**JOB**:
Copy out all the records, word for word.

## Start

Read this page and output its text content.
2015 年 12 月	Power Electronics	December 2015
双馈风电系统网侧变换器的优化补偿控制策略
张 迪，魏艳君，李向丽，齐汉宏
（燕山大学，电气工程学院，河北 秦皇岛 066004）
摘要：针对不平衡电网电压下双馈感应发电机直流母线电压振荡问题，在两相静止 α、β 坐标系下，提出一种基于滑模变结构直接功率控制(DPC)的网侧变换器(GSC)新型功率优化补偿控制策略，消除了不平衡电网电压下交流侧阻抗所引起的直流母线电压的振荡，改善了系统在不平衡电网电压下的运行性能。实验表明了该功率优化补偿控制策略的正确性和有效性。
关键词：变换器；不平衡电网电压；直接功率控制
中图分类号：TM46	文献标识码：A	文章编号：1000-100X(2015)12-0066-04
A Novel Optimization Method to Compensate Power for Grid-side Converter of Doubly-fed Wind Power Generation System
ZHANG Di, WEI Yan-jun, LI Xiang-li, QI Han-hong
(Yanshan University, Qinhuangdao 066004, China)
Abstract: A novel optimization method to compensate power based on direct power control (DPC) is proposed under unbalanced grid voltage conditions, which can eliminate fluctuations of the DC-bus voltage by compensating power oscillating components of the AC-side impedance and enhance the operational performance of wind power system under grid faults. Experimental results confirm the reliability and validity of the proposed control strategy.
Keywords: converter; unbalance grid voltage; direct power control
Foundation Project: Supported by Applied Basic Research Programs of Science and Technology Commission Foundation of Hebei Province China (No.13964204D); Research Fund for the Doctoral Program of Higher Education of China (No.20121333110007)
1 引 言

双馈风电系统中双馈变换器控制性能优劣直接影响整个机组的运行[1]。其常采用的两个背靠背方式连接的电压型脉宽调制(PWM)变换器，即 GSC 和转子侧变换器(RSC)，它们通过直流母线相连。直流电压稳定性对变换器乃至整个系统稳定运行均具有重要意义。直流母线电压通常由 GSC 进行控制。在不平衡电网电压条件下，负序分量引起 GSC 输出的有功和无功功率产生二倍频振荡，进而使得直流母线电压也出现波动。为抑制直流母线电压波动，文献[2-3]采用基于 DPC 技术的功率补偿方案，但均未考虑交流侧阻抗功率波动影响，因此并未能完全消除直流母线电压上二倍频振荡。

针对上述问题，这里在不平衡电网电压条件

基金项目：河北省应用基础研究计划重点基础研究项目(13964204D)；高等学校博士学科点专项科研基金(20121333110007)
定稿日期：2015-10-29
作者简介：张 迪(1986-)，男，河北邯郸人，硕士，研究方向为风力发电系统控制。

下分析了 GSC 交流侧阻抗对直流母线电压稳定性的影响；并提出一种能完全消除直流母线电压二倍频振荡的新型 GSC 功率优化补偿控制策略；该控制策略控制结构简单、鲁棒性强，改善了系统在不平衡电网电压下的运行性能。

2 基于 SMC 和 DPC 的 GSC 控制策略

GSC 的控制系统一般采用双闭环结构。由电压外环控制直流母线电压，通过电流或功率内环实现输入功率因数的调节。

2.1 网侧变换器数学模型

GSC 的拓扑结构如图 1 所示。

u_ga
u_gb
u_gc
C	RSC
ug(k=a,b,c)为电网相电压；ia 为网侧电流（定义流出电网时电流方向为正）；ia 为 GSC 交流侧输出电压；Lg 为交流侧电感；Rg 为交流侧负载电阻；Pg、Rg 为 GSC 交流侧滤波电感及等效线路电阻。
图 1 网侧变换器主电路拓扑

## End

**FINISHED TASK**:
Read this page and output its text content.
2015 年 12 月	Power Electronics	December 2015
双馈风电系统网侧变换器的优化补偿控制策略
张 迪，魏艳君，李向丽，齐汉宏
（燕山大学，电气工程学院，河北 秦皇岛 066004）
摘要：针对不平衡电网电压下双馈感应发电机直流母线电压振荡问题，在两相静止 α、β 坐标系下，提出一种基于滑模变结构直接功率控制(DPC)的网侧变换器(GSC)新型功率优化补偿控制策略，消除了不平衡电网电压下交流侧阻抗所引起的直流母线电压的振荡，改善了系统在不平衡电网电压下的运行性能。实验表明了该功率优化补偿控制策略的正确性和有效性。
关键词：变换器；不平衡电网电压；直接功率控制
中图分类号：TM46	文献标识码：A	文章编号：1000-100X(2015)12-0066-04
A Novel Optimization Method to Compensate Power for Grid-side Converter of Doubly-fed Wind Power Generation System
ZHANG Di, WEI Yan-jun, LI Xiang-li, QI Han-hong
(Yanshan University, Qinhuangdao 066004, China)
Abstract: A novel optimization method to compensate power based on direct power control (DPC) is proposed under unbalanced grid voltage conditions, which can eliminate fluctuations of the DC-bus voltage by compensating power oscillating components of the AC-side impedance and enhance the operational performance of wind power system under grid faults. Experimental results confirm the reliability and validity of the proposed control strategy.
Keywords: converter; unbalance grid voltage; direct power control
Foundation Project: Supported by Applied Basic Research Programs of Science and Technology Commission Foundation of Hebei Province China (No.13964204D); Research Fund for the Doctoral Program of Higher Education of China (No.20121333110007)
1 引 言

双馈风电系统中双馈变换器控制性能优劣直接影响整个机组的运行[1]。其常采用的两个背靠背方式连接的电压型脉宽调制(PWM)变换器，即 GSC 和转子侧变换器(RSC)，它们通过直流母线相连。直流电压稳定性对变换器乃至整个系统稳定运行均具有重要意义。直流母线电压通常由 GSC 进行控制。在不平衡电网电压条件下，负序分量引起 GSC 输出的有功和无功功率产生二倍频振荡，进而使得直流母线电压也出现波动。为抑制直流母线电压波动，文献[2-3]采用基于 DPC 技术的功率补偿方案，但均未考虑交流侧阻抗功率波动影响，因此并未能完全消除直流母线电压上二倍频振荡。

针对上述问题，这里在不平衡电网电压条件

基金项目：河北省应用基础研究计划重点基础研究项目(13964204D)；高等学校博士学科点专项科研基金(20121333110007)
定稿日期：2015-10-29
作者简介：张 迪(1986-)，男，河北邯郸人，硕士，研究方向为风力发电系统控制。

下分析了 GSC 交流侧阻抗对直流母线电压稳定性的影响；并提出一种能完全消除直流母线电压二倍频振荡的新型 GSC 功率优化补偿控制策略；该控制策略控制结构简单、鲁棒性强，改善了系统在不平衡电网电压下的运行性能。

2 基于 SMC 和 DPC 的 GSC 控制策略

GSC 的控制系统一般采用双闭环结构。由电压外环控制直流母线电压，通过电流或功率内环实现输入功率因数的调节。

2.1 网侧变换器数学模型

GSC 的拓扑结构如图 1 所示。

u_ga
u_gb
u_gc
C	RSC
ug(k=a,b,c)为电网相电压；ia 为网侧电流（定义流出电网时电流方向为正）；ia 为 GSC 交流侧输出电压；Lg 为交流侧电感；Rg 为交流侧负载电阻；Pg、Rg 为 GSC 交流侧滤波电感及等效线路电阻。
图 1 网侧变换器主电路拓扑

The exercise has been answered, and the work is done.